The exercise ▸ Every line holding the string "Texto" should be gathered.

═════ The input

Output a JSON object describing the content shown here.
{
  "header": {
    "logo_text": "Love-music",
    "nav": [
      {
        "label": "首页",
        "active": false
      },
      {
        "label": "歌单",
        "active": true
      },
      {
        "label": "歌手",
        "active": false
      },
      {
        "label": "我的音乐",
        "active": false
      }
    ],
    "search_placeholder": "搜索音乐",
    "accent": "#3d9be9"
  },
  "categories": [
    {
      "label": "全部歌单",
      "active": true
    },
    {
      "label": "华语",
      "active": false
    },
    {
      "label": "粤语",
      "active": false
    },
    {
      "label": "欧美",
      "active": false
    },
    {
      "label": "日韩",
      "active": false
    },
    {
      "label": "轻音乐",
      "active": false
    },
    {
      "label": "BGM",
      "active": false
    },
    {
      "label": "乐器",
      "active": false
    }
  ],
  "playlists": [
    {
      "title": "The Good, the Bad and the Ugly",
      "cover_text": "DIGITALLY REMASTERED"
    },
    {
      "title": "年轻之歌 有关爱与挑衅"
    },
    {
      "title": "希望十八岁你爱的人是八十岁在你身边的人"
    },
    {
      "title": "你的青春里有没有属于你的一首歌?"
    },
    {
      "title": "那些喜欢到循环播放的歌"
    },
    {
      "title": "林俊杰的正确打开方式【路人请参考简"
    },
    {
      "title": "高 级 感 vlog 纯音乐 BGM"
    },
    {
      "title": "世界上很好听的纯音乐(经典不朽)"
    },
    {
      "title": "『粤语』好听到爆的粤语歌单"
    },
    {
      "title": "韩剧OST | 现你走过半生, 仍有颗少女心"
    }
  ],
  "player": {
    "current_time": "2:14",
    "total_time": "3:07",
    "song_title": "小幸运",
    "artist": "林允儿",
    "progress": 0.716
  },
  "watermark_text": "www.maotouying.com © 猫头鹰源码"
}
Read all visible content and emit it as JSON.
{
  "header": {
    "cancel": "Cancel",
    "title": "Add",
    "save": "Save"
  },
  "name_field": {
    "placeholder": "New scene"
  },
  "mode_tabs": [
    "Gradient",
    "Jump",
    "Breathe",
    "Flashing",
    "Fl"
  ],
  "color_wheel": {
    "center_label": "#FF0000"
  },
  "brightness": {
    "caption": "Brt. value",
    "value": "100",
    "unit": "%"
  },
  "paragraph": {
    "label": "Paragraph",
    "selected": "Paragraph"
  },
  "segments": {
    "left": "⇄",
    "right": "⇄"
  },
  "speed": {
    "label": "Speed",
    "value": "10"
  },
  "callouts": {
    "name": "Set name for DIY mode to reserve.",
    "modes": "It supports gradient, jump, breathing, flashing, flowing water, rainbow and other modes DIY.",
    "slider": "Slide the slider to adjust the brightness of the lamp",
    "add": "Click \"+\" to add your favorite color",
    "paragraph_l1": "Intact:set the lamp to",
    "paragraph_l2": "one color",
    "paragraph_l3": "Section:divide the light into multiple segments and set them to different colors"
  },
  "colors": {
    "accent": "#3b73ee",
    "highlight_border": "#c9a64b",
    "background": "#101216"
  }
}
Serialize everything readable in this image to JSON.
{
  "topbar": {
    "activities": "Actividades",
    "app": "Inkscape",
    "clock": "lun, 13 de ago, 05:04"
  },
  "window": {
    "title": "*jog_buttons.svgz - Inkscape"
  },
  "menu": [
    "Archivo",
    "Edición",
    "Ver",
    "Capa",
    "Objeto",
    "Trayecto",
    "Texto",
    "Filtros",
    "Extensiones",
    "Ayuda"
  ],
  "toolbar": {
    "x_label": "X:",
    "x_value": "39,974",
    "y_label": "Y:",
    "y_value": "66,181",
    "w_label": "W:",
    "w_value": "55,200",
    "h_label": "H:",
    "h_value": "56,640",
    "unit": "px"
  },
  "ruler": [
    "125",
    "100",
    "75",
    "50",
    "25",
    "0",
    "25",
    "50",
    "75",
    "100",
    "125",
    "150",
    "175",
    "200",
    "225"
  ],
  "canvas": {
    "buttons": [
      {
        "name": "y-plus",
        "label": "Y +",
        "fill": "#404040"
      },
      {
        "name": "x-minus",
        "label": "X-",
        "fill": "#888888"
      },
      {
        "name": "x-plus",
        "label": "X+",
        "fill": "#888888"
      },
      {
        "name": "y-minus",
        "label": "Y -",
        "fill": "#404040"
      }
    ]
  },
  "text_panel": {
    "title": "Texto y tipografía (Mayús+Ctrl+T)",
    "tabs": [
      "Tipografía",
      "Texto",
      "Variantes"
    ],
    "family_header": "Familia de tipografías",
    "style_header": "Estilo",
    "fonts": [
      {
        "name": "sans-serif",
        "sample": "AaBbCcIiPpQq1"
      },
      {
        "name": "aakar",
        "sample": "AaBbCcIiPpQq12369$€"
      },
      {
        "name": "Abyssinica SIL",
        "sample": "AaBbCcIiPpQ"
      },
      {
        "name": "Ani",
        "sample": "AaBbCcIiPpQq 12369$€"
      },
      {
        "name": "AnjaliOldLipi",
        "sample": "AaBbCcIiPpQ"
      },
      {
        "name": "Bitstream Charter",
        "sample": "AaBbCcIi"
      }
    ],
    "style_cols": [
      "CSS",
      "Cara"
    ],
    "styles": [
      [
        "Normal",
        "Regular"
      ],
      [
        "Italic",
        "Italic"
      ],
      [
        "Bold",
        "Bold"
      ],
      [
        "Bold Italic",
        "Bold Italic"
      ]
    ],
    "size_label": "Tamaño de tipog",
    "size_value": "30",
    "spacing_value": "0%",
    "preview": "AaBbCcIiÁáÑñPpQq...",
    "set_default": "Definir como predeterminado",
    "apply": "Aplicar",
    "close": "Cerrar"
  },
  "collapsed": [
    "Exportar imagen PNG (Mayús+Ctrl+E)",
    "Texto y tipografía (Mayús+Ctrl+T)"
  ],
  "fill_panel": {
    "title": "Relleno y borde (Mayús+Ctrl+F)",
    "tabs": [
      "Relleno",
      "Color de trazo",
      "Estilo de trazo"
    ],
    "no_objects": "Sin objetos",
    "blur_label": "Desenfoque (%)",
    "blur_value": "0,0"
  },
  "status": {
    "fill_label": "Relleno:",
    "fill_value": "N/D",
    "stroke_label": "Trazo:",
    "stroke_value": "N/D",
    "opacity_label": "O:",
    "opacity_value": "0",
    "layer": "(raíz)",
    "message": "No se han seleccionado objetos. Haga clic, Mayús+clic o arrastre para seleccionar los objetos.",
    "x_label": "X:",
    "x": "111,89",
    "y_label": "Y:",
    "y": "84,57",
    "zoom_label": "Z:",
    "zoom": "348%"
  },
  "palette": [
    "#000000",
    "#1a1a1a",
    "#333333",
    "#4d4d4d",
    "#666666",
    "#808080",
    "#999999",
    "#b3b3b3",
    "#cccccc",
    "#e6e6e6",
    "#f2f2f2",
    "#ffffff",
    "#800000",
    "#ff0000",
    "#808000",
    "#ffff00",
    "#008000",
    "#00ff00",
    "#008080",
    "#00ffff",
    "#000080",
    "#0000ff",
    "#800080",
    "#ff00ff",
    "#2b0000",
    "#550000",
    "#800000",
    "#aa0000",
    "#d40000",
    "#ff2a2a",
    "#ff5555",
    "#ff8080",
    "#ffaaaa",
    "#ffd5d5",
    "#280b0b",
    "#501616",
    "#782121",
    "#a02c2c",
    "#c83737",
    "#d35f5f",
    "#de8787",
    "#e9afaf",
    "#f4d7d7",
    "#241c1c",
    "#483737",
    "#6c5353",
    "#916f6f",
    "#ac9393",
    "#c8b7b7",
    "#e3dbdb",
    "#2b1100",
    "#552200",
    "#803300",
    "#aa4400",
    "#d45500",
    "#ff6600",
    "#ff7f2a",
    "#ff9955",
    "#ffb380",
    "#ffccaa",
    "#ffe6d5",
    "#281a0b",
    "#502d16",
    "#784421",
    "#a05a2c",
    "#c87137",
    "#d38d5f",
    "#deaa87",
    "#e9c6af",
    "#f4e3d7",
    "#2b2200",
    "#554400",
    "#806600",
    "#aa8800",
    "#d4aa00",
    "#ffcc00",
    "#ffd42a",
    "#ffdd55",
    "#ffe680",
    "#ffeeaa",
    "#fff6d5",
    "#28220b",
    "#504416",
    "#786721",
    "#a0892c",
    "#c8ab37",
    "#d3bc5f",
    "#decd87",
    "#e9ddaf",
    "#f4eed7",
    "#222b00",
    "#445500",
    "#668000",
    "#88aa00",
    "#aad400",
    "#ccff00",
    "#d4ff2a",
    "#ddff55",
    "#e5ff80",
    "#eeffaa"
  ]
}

══════════

Result for this task ▸
    "Texto",
    "title": "Texto y tipografía (Mayús+Ctrl+T)",
      "Texto",
    "Texto y tipografía (Mayús+Ctrl+T)"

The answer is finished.